Collection entries:
-- -- --
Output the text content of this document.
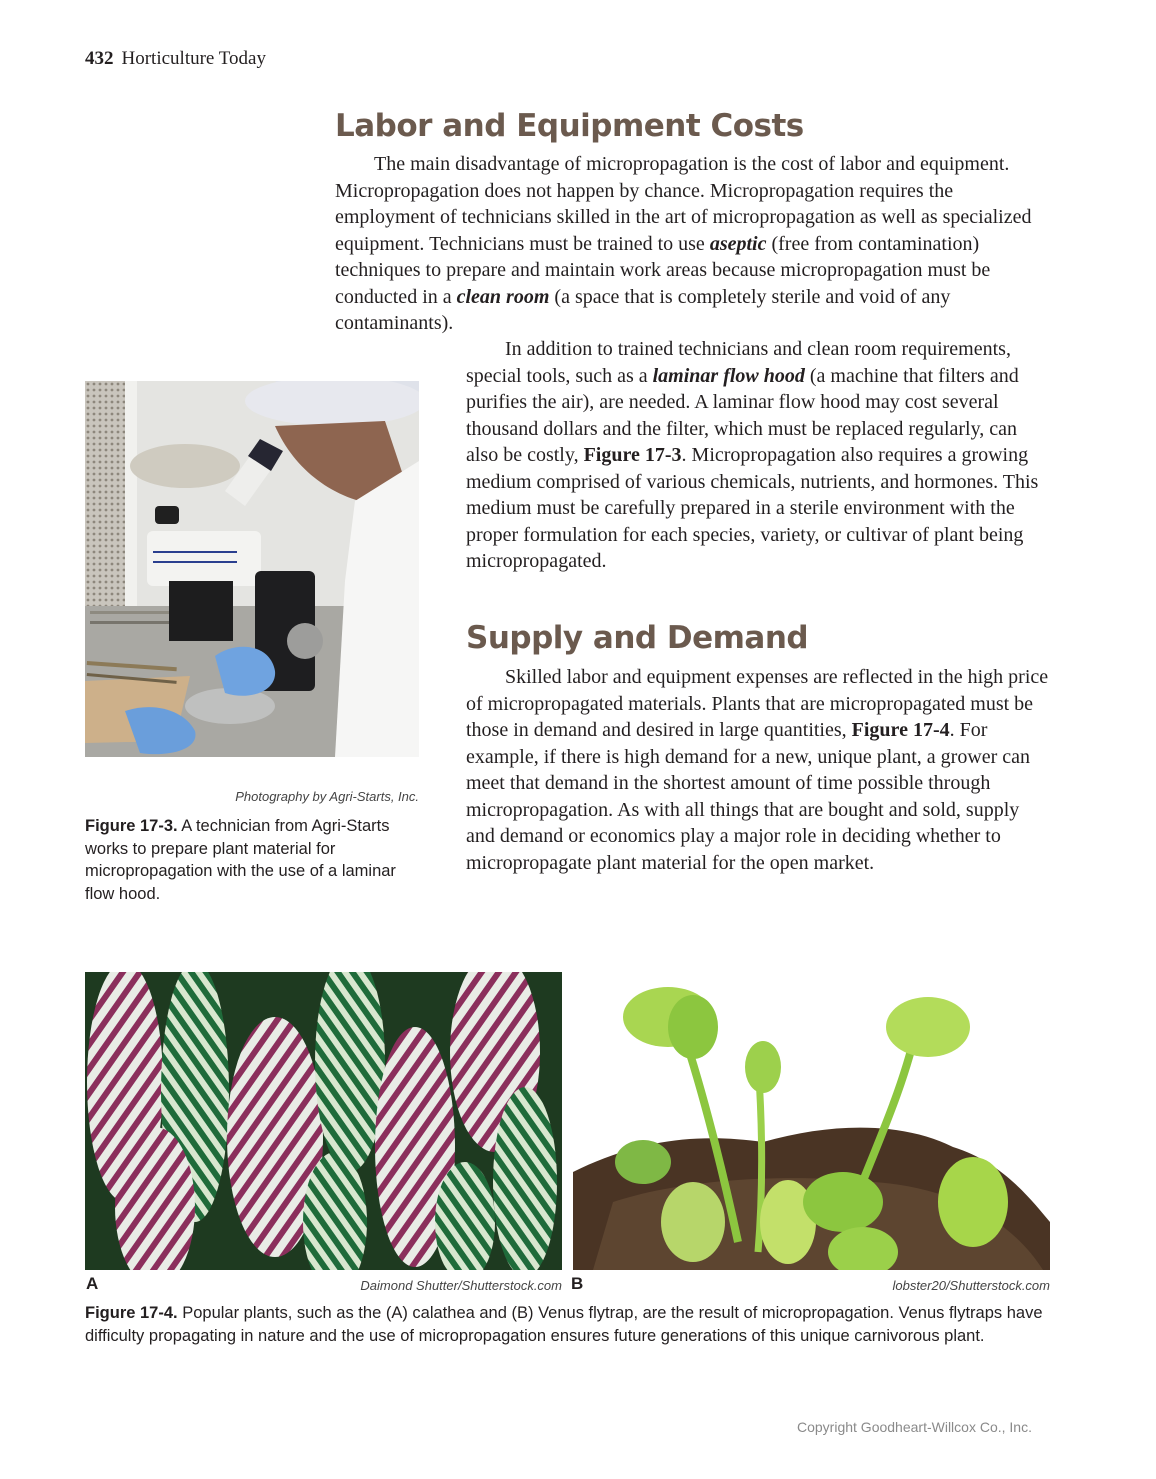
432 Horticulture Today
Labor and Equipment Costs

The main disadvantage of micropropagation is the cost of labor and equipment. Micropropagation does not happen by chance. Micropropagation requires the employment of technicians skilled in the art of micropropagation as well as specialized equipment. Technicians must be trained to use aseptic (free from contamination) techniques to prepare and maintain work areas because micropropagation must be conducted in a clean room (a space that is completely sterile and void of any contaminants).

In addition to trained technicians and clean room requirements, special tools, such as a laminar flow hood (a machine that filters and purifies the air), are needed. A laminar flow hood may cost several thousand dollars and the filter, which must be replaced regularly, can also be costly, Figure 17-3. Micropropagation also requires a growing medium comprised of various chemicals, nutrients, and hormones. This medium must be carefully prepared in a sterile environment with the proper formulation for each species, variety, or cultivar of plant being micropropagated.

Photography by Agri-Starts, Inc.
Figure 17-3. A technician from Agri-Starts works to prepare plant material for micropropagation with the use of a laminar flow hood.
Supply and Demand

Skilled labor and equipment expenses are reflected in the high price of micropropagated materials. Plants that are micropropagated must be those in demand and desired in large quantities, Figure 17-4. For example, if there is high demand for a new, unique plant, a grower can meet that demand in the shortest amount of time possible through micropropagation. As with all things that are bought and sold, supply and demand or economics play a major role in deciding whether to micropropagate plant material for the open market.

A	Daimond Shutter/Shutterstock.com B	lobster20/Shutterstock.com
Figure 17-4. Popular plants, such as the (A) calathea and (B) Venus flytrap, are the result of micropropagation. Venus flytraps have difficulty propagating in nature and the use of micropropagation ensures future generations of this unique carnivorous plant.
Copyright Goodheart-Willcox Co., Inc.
-- -- --
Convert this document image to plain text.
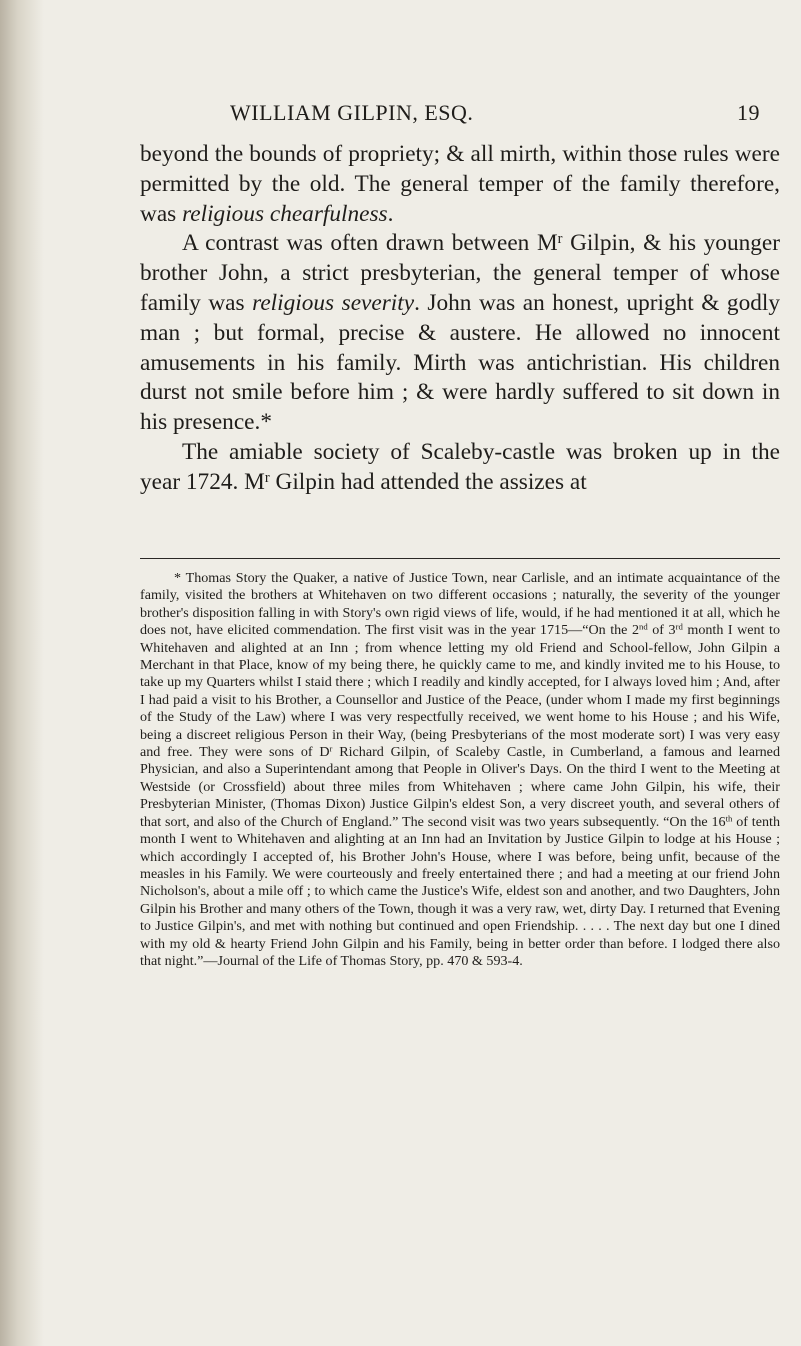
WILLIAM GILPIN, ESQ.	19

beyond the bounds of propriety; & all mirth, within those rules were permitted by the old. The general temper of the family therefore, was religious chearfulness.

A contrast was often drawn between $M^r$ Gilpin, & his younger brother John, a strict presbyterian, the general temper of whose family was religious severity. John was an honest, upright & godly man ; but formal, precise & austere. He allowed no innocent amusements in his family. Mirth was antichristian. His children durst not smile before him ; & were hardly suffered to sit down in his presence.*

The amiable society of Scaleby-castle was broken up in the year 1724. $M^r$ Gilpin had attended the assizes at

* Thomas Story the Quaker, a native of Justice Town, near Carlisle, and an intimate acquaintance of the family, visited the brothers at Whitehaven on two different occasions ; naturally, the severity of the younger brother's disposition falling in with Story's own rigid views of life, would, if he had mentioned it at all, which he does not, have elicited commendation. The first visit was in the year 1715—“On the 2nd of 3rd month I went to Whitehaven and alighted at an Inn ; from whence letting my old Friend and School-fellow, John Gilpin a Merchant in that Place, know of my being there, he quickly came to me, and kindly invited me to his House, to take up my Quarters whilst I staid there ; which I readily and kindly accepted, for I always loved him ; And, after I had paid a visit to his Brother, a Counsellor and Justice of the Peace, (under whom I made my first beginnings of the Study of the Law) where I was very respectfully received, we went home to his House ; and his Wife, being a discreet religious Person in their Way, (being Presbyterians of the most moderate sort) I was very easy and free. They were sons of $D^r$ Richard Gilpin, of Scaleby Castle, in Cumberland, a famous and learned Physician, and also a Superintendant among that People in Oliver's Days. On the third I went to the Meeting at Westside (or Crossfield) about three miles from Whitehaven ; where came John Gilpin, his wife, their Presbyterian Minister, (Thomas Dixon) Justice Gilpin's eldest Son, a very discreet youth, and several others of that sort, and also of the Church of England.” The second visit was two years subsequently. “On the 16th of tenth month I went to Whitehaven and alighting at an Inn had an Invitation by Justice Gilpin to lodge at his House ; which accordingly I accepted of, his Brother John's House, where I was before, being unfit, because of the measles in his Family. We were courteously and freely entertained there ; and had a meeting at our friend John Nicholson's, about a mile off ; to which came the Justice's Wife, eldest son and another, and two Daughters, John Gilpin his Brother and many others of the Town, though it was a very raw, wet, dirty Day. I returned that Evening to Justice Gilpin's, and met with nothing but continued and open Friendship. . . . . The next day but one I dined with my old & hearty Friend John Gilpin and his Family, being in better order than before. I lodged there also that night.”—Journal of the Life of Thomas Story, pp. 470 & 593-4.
-- -- --
Search the preceding listing for the word "room" and pull out every line that holds it.

Problem solution:
The main disadvantage of micropropagation is the cost of labor and equipment. Micropropagation does not happen by chance. Micropropagation requires the employment of technicians skilled in the art of micropropagation as well as specialized equipment. Technicians must be trained to use aseptic (free from contamination) techniques to prepare and maintain work areas because micropropagation must be conducted in a clean room (a space that is completely sterile and void of any contaminants).
In addition to trained technicians and clean room requirements, special tools, such as a laminar flow hood (a machine that filters and purifies the air), are needed. A laminar flow hood may cost several thousand dollars and the filter, which must be replaced regularly, can also be costly, Figure 17-3. Micropropagation also requires a growing medium comprised of various chemicals, nutrients, and hormones. This medium must be carefully prepared in a sterile environment with the proper formulation for each species, variety, or cultivar of plant being micropropagated.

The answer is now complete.